What needs to be done. Copy out each line of the listing below word for word, from start to finish.

Region and label listings.
+ + + +

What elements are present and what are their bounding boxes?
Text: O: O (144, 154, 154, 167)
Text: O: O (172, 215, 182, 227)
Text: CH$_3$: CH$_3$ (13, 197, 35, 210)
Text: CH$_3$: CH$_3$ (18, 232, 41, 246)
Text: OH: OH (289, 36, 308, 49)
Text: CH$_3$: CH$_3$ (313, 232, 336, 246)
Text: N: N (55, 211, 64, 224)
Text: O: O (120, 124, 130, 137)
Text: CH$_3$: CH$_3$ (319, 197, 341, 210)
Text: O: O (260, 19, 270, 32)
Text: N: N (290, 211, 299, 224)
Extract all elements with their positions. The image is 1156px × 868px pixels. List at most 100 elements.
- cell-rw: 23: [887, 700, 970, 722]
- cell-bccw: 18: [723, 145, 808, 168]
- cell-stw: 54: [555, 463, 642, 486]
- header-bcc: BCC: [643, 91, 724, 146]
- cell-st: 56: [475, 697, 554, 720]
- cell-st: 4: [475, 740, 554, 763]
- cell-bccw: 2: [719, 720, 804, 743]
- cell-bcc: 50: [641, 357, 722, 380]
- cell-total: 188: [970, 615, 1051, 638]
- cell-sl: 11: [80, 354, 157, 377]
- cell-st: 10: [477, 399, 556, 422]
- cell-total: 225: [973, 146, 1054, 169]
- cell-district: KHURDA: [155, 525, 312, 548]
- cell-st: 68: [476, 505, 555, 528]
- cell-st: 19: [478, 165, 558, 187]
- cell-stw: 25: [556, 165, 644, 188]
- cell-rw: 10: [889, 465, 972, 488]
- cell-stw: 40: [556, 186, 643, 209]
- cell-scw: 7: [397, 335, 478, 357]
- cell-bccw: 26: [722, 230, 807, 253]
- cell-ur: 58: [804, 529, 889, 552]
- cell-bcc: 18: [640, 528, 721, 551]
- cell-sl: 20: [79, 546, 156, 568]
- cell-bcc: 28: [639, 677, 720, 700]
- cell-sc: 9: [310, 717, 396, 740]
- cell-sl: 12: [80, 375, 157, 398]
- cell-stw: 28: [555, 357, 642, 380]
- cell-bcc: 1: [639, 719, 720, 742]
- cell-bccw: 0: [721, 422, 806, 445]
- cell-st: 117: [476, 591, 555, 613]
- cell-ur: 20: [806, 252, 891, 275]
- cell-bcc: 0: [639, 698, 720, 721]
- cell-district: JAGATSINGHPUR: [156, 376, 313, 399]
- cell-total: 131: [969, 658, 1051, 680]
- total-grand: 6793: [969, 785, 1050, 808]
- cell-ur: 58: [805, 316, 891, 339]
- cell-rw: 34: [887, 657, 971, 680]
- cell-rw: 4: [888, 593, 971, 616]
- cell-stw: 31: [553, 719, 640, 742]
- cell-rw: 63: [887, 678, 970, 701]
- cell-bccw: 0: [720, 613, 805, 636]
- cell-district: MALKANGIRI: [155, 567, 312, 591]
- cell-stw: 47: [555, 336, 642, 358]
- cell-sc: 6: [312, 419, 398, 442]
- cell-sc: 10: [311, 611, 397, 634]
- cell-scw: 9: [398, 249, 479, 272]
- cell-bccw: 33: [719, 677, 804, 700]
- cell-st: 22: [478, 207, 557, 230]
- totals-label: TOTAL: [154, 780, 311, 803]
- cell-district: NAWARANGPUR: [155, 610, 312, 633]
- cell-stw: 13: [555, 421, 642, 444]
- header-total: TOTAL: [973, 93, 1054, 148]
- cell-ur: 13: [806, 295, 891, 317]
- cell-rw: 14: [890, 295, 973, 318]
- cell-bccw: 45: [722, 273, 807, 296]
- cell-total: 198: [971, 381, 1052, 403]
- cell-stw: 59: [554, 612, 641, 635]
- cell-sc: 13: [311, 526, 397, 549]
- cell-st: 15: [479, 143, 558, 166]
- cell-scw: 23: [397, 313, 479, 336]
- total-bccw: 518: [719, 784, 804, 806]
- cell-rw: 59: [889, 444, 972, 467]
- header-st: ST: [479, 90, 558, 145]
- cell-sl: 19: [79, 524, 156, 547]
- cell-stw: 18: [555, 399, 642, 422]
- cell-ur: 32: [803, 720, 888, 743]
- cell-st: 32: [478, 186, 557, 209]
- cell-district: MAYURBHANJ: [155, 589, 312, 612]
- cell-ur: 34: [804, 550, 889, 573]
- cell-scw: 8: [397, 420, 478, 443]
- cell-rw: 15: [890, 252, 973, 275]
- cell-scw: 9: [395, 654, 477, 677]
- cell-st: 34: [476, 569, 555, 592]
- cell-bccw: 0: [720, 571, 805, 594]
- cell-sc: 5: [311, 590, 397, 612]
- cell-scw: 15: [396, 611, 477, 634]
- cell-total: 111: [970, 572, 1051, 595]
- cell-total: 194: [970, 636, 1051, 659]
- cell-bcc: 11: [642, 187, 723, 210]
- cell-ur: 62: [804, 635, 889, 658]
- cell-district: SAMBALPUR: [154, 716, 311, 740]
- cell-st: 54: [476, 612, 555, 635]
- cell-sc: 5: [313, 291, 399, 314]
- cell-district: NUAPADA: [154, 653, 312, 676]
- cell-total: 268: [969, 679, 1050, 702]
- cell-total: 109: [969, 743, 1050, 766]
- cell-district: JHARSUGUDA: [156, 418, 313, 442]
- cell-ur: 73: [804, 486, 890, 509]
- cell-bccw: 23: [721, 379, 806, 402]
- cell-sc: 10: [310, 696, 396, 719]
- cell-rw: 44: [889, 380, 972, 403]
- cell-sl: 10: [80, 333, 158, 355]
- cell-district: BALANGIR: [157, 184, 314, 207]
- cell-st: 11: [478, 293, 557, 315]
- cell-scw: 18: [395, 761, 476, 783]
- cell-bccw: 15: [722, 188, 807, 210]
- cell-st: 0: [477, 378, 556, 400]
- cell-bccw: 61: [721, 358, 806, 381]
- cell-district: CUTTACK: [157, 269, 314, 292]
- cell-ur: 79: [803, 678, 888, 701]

+ + + +

Solution for this problem.
What elements are present and what are their bounding boxes?
Text: O: O (144, 154, 154, 167)
Text: O: O (172, 215, 182, 227)
Text: CH$_3$: CH$_3$ (13, 197, 35, 210)
Text: CH$_3$: CH$_3$ (18, 232, 41, 246)
Text: OH: OH (289, 36, 308, 49)
Text: CH$_3$: CH$_3$ (313, 232, 336, 246)
Text: N: N (55, 211, 64, 224)
Text: O: O (120, 124, 130, 137)
Text: CH$_3$: CH$_3$ (319, 197, 341, 210)
Text: O: O (260, 19, 270, 32)
Text: N: N (290, 211, 299, 224)
Extract all elements with their positions. The image is 1156px × 868px pixels. List at most 100 elements.
- cell-rw: 23: [887, 700, 970, 722]
- cell-bccw: 18: [723, 145, 808, 168]
- cell-stw: 54: [555, 463, 642, 486]
- header-bcc: BCC: [643, 91, 724, 146]
- cell-st: 56: [475, 697, 554, 720]
- cell-st: 4: [475, 740, 554, 763]
- cell-bccw: 2: [719, 720, 804, 743]
- cell-bcc: 50: [641, 357, 722, 380]
- cell-total: 188: [970, 615, 1051, 638]
- cell-sl: 11: [80, 354, 157, 377]
- cell-st: 10: [477, 399, 556, 422]
- cell-total: 225: [973, 146, 1054, 169]
- cell-district: KHURDA: [155, 525, 312, 548]
- cell-st: 68: [476, 505, 555, 528]
- cell-st: 19: [478, 165, 558, 187]
- cell-stw: 25: [556, 165, 644, 188]
- cell-rw: 10: [889, 465, 972, 488]
- cell-stw: 40: [556, 186, 643, 209]
- cell-scw: 7: [397, 335, 478, 357]
- cell-bccw: 26: [722, 230, 807, 253]
- cell-ur: 58: [804, 529, 889, 552]
- cell-bcc: 18: [640, 528, 721, 551]
- cell-sl: 20: [79, 546, 156, 568]
- cell-bcc: 28: [639, 677, 720, 700]
- cell-sc: 9: [310, 717, 396, 740]
- cell-sl: 12: [80, 375, 157, 398]
- cell-stw: 28: [555, 357, 642, 380]
- cell-bcc: 1: [639, 719, 720, 742]
- cell-bccw: 0: [721, 422, 806, 445]
- cell-st: 117: [476, 591, 555, 613]
- cell-ur: 20: [806, 252, 891, 275]
- cell-bcc: 0: [639, 698, 720, 721]
- cell-district: JAGATSINGHPUR: [156, 376, 313, 399]
- cell-total: 131: [969, 658, 1051, 680]
- total-grand: 6793: [969, 785, 1050, 808]
- cell-ur: 58: [805, 316, 891, 339]
- cell-rw: 34: [887, 657, 971, 680]
- cell-rw: 4: [888, 593, 971, 616]
- cell-stw: 31: [553, 719, 640, 742]
- cell-rw: 63: [887, 678, 970, 701]
- cell-bccw: 0: [720, 613, 805, 636]
- cell-district: MALKANGIRI: [155, 567, 312, 591]
- cell-stw: 47: [555, 336, 642, 358]
- cell-sc: 6: [312, 419, 398, 442]
- cell-sc: 10: [311, 611, 397, 634]
- cell-scw: 9: [398, 249, 479, 272]
- cell-bccw: 33: [719, 677, 804, 700]
- cell-st: 22: [478, 207, 557, 230]
- totals-label: TOTAL: [154, 780, 311, 803]
- cell-district: NAWARANGPUR: [155, 610, 312, 633]
- cell-stw: 13: [555, 421, 642, 444]
- header-total: TOTAL: [973, 93, 1054, 148]
- cell-ur: 13: [806, 295, 891, 317]
- cell-rw: 14: [890, 295, 973, 318]
- cell-bccw: 45: [722, 273, 807, 296]
- cell-total: 198: [971, 381, 1052, 403]
- cell-stw: 59: [554, 612, 641, 635]
- cell-sc: 13: [311, 526, 397, 549]
- cell-st: 15: [479, 143, 558, 166]
- cell-scw: 23: [397, 313, 479, 336]
- total-bccw: 518: [719, 784, 804, 806]
- cell-rw: 59: [889, 444, 972, 467]
- header-st: ST: [479, 90, 558, 145]
- cell-sl: 19: [79, 524, 156, 547]
- cell-stw: 18: [555, 399, 642, 422]
- cell-ur: 32: [803, 720, 888, 743]
- cell-st: 32: [478, 186, 557, 209]
- cell-district: MAYURBHANJ: [155, 589, 312, 612]
- cell-ur: 34: [804, 550, 889, 573]
- cell-scw: 8: [397, 420, 478, 443]
- cell-rw: 15: [890, 252, 973, 275]
- cell-scw: 9: [395, 654, 477, 677]
- cell-st: 34: [476, 569, 555, 592]
- cell-bccw: 0: [720, 571, 805, 594]
- cell-sc: 5: [311, 590, 397, 612]
- cell-scw: 15: [396, 611, 477, 634]
- cell-total: 111: [970, 572, 1051, 595]
- cell-total: 194: [970, 636, 1051, 659]
- cell-bcc: 11: [642, 187, 723, 210]
- cell-ur: 62: [804, 635, 889, 658]
- cell-district: SAMBALPUR: [154, 716, 311, 740]
- cell-st: 54: [476, 612, 555, 635]
- cell-sc: 5: [313, 291, 399, 314]
- cell-district: NUAPADA: [154, 653, 312, 676]
- cell-total: 268: [969, 679, 1050, 702]
- cell-total: 109: [969, 743, 1050, 766]
- cell-district: JHARSUGUDA: [156, 418, 313, 442]
- cell-ur: 73: [804, 486, 890, 509]
- cell-bccw: 23: [721, 379, 806, 402]
- cell-sc: 10: [310, 696, 396, 719]
- cell-rw: 44: [889, 380, 972, 403]
- cell-sl: 10: [80, 333, 158, 355]
- cell-district: BALANGIR: [157, 184, 314, 207]
- cell-st: 11: [478, 293, 557, 315]
- cell-scw: 18: [395, 761, 476, 783]
- cell-bccw: 15: [722, 188, 807, 210]
- cell-st: 0: [477, 378, 556, 400]
- cell-bccw: 61: [721, 358, 806, 381]
- cell-district: CUTTACK: [157, 269, 314, 292]
- cell-ur: 79: [803, 678, 888, 701]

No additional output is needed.